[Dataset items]
┄┄┄┄┄┄┄┄┄┄┄┄┄┄┄┄┄┄┄┄
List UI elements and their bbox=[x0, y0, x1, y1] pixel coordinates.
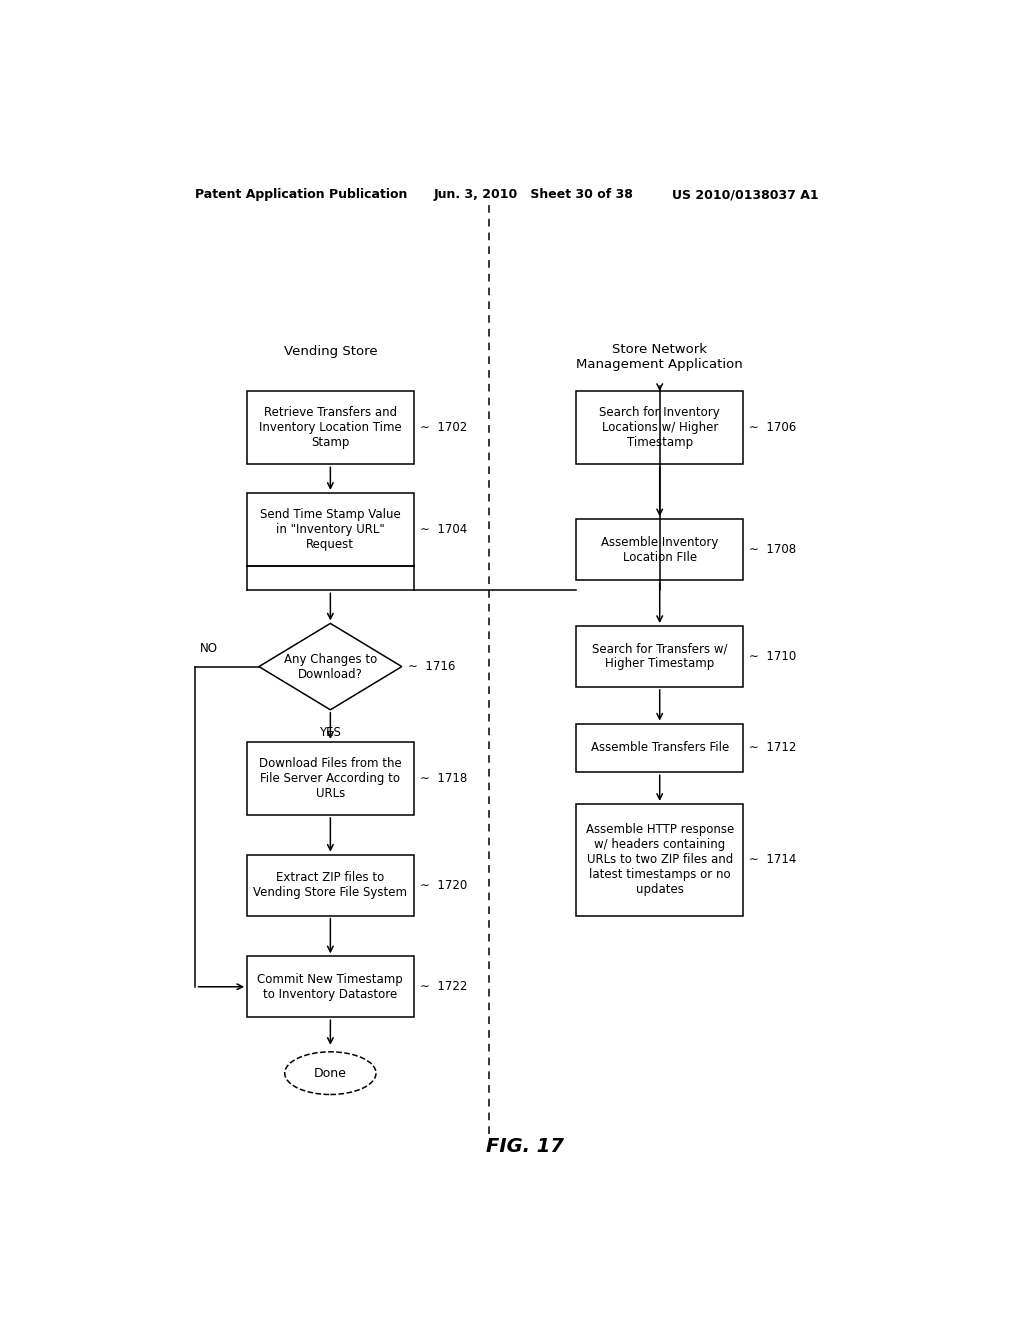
Text: Assemble Transfers File: Assemble Transfers File bbox=[591, 742, 729, 755]
Text: ∼  1702: ∼ 1702 bbox=[420, 421, 467, 434]
Text: ∼  1706: ∼ 1706 bbox=[750, 421, 797, 434]
FancyBboxPatch shape bbox=[577, 519, 743, 581]
FancyBboxPatch shape bbox=[577, 626, 743, 686]
Text: Send Time Stamp Value
in "Inventory URL"
Request: Send Time Stamp Value in "Inventory URL"… bbox=[260, 508, 400, 550]
FancyBboxPatch shape bbox=[247, 492, 414, 566]
Text: Assemble Inventory
Location FIle: Assemble Inventory Location FIle bbox=[601, 536, 719, 564]
Text: ∼  1704: ∼ 1704 bbox=[420, 523, 467, 536]
Text: YES: YES bbox=[319, 726, 341, 739]
Text: Download Files from the
File Server According to
URLs: Download Files from the File Server Acco… bbox=[259, 756, 401, 800]
Text: Patent Application Publication: Patent Application Publication bbox=[196, 189, 408, 202]
FancyBboxPatch shape bbox=[247, 956, 414, 1018]
Text: Done: Done bbox=[314, 1067, 347, 1080]
Text: Extract ZIP files to
Vending Store File System: Extract ZIP files to Vending Store File … bbox=[253, 871, 408, 899]
Text: ∼  1708: ∼ 1708 bbox=[750, 544, 797, 556]
Polygon shape bbox=[259, 623, 401, 710]
Text: US 2010/0138037 A1: US 2010/0138037 A1 bbox=[672, 189, 818, 202]
Text: ∼  1712: ∼ 1712 bbox=[750, 742, 797, 755]
Text: Commit New Timestamp
to Inventory Datastore: Commit New Timestamp to Inventory Datast… bbox=[257, 973, 403, 1001]
Text: FIG. 17: FIG. 17 bbox=[485, 1137, 564, 1156]
Text: Retrieve Transfers and
Inventory Location Time
Stamp: Retrieve Transfers and Inventory Locatio… bbox=[259, 407, 401, 449]
Text: Assemble HTTP response
w/ headers containing
URLs to two ZIP files and
latest ti: Assemble HTTP response w/ headers contai… bbox=[586, 824, 734, 896]
FancyBboxPatch shape bbox=[577, 723, 743, 772]
FancyBboxPatch shape bbox=[247, 854, 414, 916]
FancyBboxPatch shape bbox=[577, 391, 743, 465]
Text: ∼  1714: ∼ 1714 bbox=[750, 853, 797, 866]
Text: Any Changes to
Download?: Any Changes to Download? bbox=[284, 652, 377, 681]
FancyBboxPatch shape bbox=[247, 742, 414, 814]
Text: Vending Store: Vending Store bbox=[284, 345, 377, 358]
Text: Store Network
Management Application: Store Network Management Application bbox=[577, 343, 743, 371]
Text: Search for Transfers w/
Higher Timestamp: Search for Transfers w/ Higher Timestamp bbox=[592, 643, 727, 671]
FancyBboxPatch shape bbox=[247, 391, 414, 465]
Text: Jun. 3, 2010   Sheet 30 of 38: Jun. 3, 2010 Sheet 30 of 38 bbox=[433, 189, 634, 202]
Ellipse shape bbox=[285, 1052, 376, 1094]
Text: NO: NO bbox=[200, 642, 217, 655]
Text: ∼  1718: ∼ 1718 bbox=[420, 772, 467, 785]
Text: ∼  1720: ∼ 1720 bbox=[420, 879, 467, 891]
Text: ∼  1722: ∼ 1722 bbox=[420, 981, 467, 993]
Text: ∼  1716: ∼ 1716 bbox=[409, 660, 456, 673]
Text: Search for Inventory
Locations w/ Higher
Timestamp: Search for Inventory Locations w/ Higher… bbox=[599, 407, 720, 449]
Text: ∼  1710: ∼ 1710 bbox=[750, 649, 797, 663]
FancyBboxPatch shape bbox=[577, 804, 743, 916]
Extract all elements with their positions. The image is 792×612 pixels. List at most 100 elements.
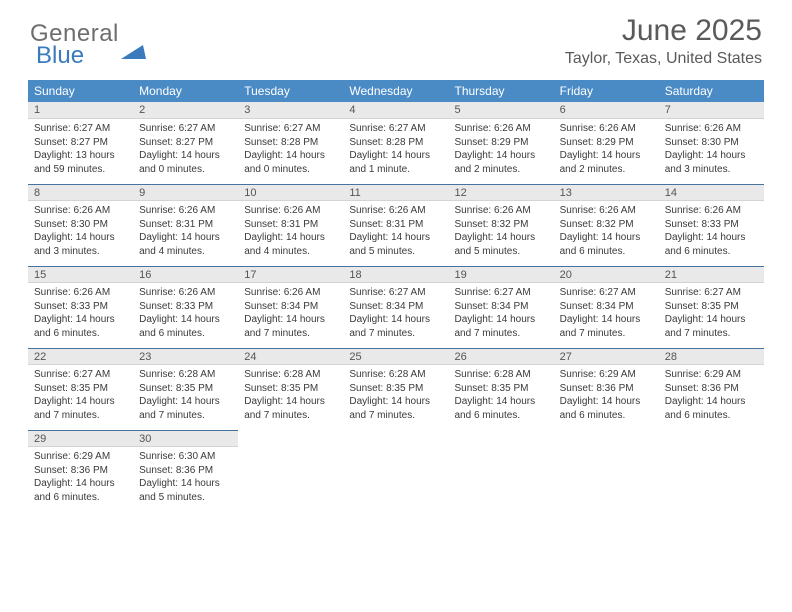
┄┄┄┄┄┄┄┄┄┄┄┄┄┄┄┄┄┄┄┄
Task prompt:
Copy the lines of the data above word for word, beginning at the line that contains "Text: Assemble Transfers" and ending after the line that contains "Location FIle: Assemble".

Answer to this task:
Text: Assemble Transfers File: Assemble Transfers File bbox=[591, 742, 729, 755]
Text: ∼  1702: ∼ 1702 bbox=[420, 421, 467, 434]
Text: ∼  1706: ∼ 1706 bbox=[750, 421, 797, 434]
FancyBboxPatch shape bbox=[577, 519, 743, 581]
FancyBboxPatch shape bbox=[577, 626, 743, 686]
Text: Send Time Stamp Value
in "Inventory URL"
Request: Send Time Stamp Value in "Inventory URL"… bbox=[260, 508, 400, 550]
FancyBboxPatch shape bbox=[247, 492, 414, 566]
Text: Assemble Inventory
Location FIle: Assemble Inventory Location FIle bbox=[601, 536, 719, 564]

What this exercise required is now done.